▸ **Stated goal**
Scan the material that follows. Copy every line containing the word "function".

[Data records]

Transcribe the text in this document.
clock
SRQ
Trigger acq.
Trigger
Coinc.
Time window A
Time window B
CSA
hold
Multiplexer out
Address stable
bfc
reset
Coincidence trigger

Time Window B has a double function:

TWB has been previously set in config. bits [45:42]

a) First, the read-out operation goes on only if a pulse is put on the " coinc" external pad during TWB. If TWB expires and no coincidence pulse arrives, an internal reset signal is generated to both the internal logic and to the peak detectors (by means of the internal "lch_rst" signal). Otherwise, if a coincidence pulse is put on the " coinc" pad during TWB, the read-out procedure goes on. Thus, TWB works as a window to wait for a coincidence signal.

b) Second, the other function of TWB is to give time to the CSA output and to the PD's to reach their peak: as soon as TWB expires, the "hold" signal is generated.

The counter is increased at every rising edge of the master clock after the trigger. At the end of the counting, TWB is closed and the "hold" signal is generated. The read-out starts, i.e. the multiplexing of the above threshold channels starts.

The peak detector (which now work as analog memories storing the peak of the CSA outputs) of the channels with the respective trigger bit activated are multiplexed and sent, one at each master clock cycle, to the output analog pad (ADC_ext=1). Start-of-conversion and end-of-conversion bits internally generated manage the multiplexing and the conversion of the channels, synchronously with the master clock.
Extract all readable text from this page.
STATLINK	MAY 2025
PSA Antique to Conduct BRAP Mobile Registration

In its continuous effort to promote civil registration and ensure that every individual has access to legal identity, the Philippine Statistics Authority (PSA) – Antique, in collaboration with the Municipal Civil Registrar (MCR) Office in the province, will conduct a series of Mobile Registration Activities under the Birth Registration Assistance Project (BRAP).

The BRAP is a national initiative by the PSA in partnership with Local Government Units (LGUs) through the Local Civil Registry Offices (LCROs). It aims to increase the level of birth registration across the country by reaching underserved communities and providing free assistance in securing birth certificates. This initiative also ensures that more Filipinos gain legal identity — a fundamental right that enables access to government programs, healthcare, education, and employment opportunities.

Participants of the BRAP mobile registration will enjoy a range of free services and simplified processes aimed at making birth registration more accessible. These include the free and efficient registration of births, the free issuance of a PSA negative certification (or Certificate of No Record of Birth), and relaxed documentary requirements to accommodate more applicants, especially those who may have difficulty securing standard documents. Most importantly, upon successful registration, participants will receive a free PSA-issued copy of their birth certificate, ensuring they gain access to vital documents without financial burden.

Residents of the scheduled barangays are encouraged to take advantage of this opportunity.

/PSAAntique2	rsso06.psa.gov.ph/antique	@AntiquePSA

▸ **Answer to this exercise**
Time Window B has a double function:
b) Second, the other function of TWB is to give time to the CSA output and to the PD's to reach their peak: as soon as TWB expires, the "hold" signal is generated.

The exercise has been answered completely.